**Material supplied**
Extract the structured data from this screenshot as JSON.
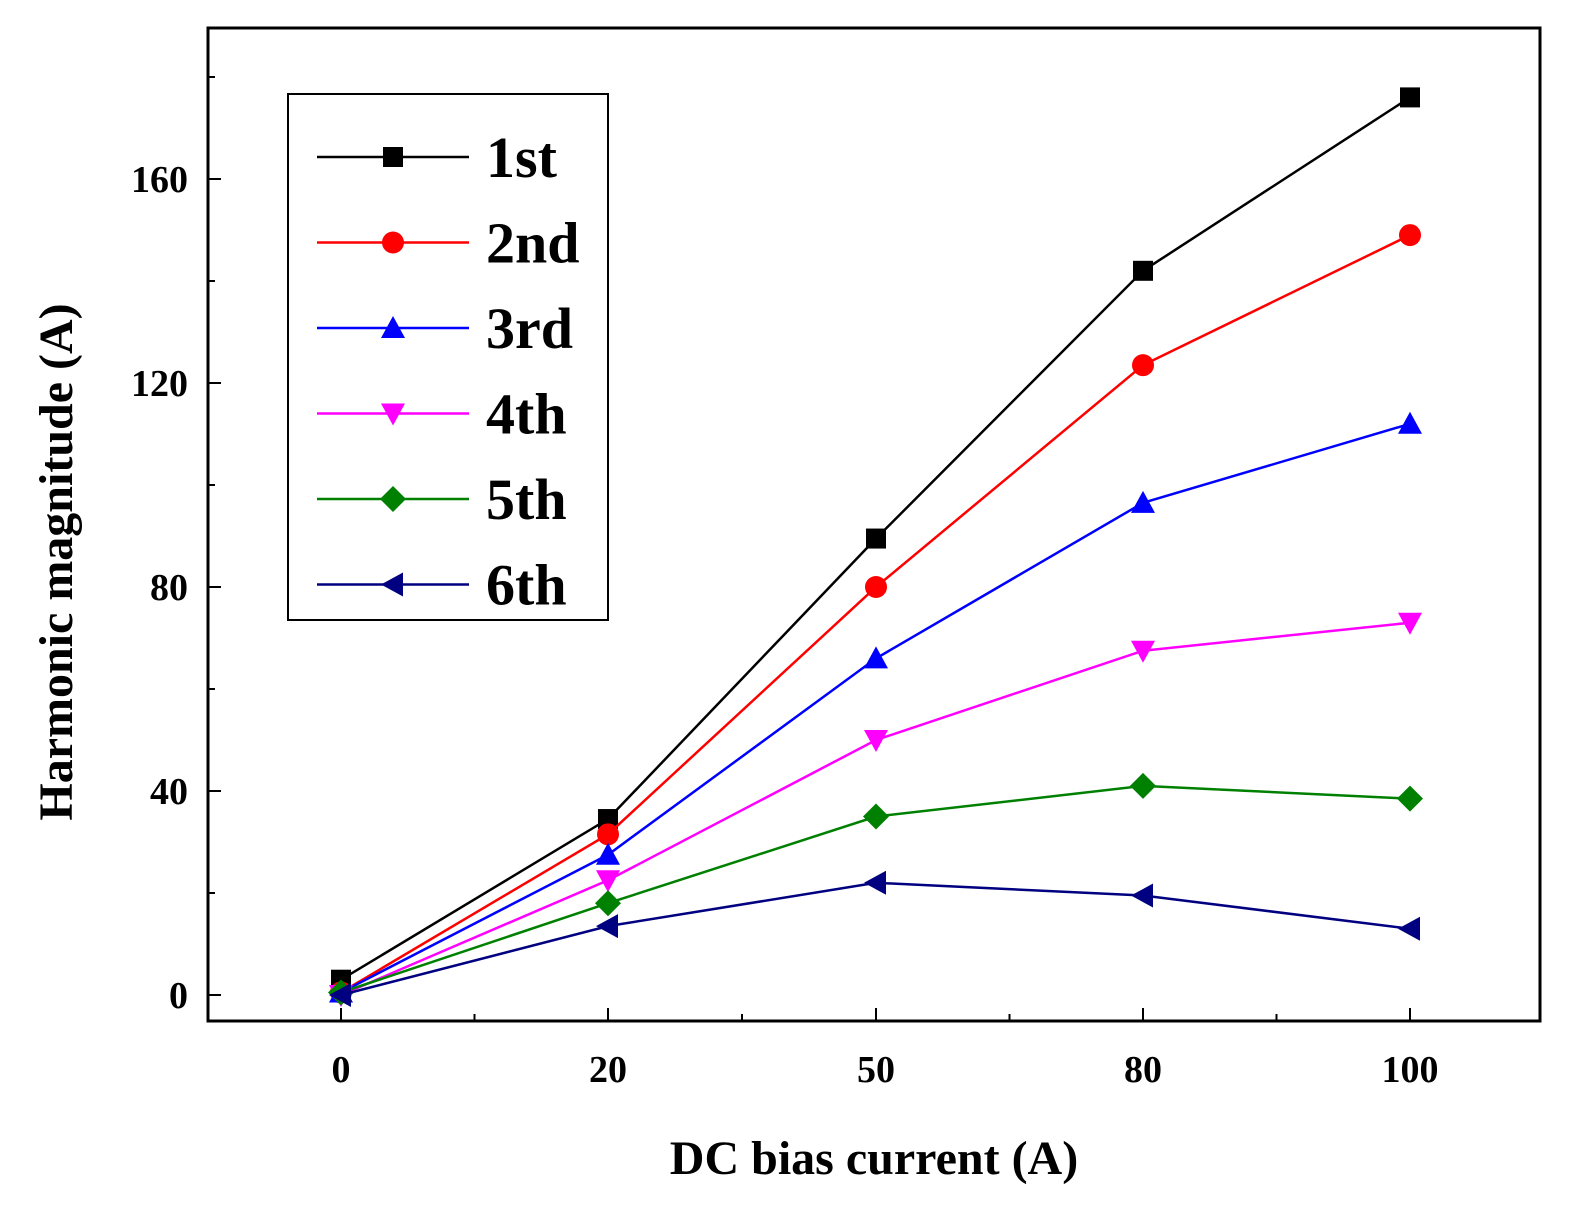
{
  "chart_data": {
    "type": "line",
    "title": "",
    "xlabel": "DC bias current (A)",
    "ylabel": "Harmonic magnitude (A)",
    "categories": [
      "0",
      "20",
      "50",
      "80",
      "100"
    ],
    "yticks": [
      "0",
      "40",
      "80",
      "120",
      "160"
    ],
    "ylim": [
      -5,
      190
    ],
    "grid": false,
    "legend_position": "top-left",
    "series": [
      {
        "name": "1st",
        "color": "#000000",
        "marker": "square",
        "values": [
          3,
          34.5,
          89.5,
          142,
          176
        ]
      },
      {
        "name": "2nd",
        "color": "#ff0000",
        "marker": "circle",
        "values": [
          0.5,
          31.5,
          80,
          123.5,
          149
        ]
      },
      {
        "name": "3rd",
        "color": "#0000ff",
        "marker": "triangle-up",
        "values": [
          0.5,
          27.5,
          66,
          96.5,
          112
        ]
      },
      {
        "name": "4th",
        "color": "#ff00ff",
        "marker": "triangle-down",
        "values": [
          0,
          22.5,
          50,
          67.5,
          73
        ]
      },
      {
        "name": "5th",
        "color": "#008000",
        "marker": "diamond",
        "values": [
          0.5,
          18,
          35,
          41,
          38.5
        ]
      },
      {
        "name": "6th",
        "color": "#000080",
        "marker": "triangle-left",
        "values": [
          0,
          13.5,
          22,
          19.5,
          13
        ]
      }
    ]
  }
}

**Request**
Among the lines of the material, find those that hold the word "name" and copy them.

**Exercise response**
        "name": "1st",
        "name": "2nd",
        "name": "3rd",
        "name": "4th",
        "name": "5th",
        "name": "6th",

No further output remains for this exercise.